### Written task
Set down, in full, every record in the block.

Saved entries
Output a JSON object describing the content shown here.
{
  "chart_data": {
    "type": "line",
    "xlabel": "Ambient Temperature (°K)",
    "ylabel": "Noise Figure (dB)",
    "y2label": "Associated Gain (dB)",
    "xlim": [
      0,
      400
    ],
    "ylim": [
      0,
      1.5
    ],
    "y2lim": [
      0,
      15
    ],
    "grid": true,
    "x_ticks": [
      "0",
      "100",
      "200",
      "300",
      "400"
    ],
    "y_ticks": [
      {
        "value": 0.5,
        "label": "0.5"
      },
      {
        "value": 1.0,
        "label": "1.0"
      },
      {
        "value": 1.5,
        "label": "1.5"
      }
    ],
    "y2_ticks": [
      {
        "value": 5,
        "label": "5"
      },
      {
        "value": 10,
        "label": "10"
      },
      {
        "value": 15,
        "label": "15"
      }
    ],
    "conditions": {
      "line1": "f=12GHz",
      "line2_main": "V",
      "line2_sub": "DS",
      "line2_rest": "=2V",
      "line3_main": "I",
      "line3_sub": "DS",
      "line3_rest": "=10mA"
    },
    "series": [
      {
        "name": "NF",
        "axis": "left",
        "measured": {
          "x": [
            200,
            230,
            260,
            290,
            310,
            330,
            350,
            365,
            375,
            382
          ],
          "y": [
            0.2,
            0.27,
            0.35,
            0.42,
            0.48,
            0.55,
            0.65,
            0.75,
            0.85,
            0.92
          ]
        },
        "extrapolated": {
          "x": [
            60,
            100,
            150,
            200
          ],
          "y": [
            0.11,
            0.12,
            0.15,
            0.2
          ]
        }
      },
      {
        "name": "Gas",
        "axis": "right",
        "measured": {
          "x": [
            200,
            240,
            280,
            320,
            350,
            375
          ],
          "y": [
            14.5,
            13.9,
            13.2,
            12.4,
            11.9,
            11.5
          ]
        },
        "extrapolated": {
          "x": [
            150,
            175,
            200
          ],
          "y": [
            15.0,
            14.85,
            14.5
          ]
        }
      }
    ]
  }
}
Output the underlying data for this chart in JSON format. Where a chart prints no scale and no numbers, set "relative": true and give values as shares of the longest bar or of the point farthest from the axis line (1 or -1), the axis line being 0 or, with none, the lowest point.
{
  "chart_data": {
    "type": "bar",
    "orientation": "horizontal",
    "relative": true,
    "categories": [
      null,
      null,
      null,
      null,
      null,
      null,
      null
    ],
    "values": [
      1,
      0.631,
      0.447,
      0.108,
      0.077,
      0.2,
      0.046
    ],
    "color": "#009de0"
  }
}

### Exercise solution
Output a JSON object describing the content shown here.
{
  "chart_data": {
    "type": "line",
    "xlabel": "Ambient Temperature (°K)",
    "ylabel": "Noise Figure (dB)",
    "y2label": "Associated Gain (dB)",
    "xlim": [
      0,
      400
    ],
    "ylim": [
      0,
      1.5
    ],
    "y2lim": [
      0,
      15
    ],
    "grid": true,
    "x_ticks": [
      "0",
      "100",
      "200",
      "300",
      "400"
    ],
    "y_ticks": [
      {
        "value": 0.5,
        "label": "0.5"
      },
      {
        "value": 1.0,
        "label": "1.0"
      },
      {
        "value": 1.5,
        "label": "1.5"
      }
    ],
    "y2_ticks": [
      {
        "value": 5,
        "label": "5"
      },
      {
        "value": 10,
        "label": "10"
      },
      {
        "value": 15,
        "label": "15"
      }
    ],
    "conditions": {
      "line1": "f=12GHz",
      "line2_main": "V",
      "line2_sub": "DS",
      "line2_rest": "=2V",
      "line3_main": "I",
      "line3_sub": "DS",
      "line3_rest": "=10mA"
    },
    "series": [
      {
        "name": "NF",
        "axis": "left",
        "measured": {
          "x": [
            200,
            230,
            260,
            290,
            310,
            330,
            350,
            365,
            375,
            382
          ],
          "y": [
            0.2,
            0.27,
            0.35,
            0.42,
            0.48,
            0.55,
            0.65,
            0.75,
            0.85,
            0.92
          ]
        },
        "extrapolated": {
          "x": [
            60,
            100,
            150,
            200
          ],
          "y": [
            0.11,
            0.12,
            0.15,
            0.2
          ]
        }
      },
      {
        "name": "Gas",
        "axis": "right",
        "measured": {
          "x": [
            200,
            240,
            280,
            320,
            350,
            375
          ],
          "y": [
            14.5,
            13.9,
            13.2,
            12.4,
            11.9,
            11.5
          ]
        },
        "extrapolated": {
          "x": [
            150,
            175,
            200
          ],
          "y": [
            15.0,
            14.85,
            14.5
          ]
        }
      }
    ]
  }
}
Output the underlying data for this chart in JSON format. Where a chart prints no scale and no numbers, set "relative": true and give values as shares of the longest bar or of the point farthest from the axis line (1 or -1), the axis line being 0 or, with none, the lowest point.
{
  "chart_data": {
    "type": "bar",
    "orientation": "horizontal",
    "relative": true,
    "categories": [
      null,
      null,
      null,
      null,
      null,
      null,
      null
    ],
    "values": [
      1,
      0.631,
      0.447,
      0.108,
      0.077,
      0.2,
      0.046
    ],
    "color": "#009de0"
  }
}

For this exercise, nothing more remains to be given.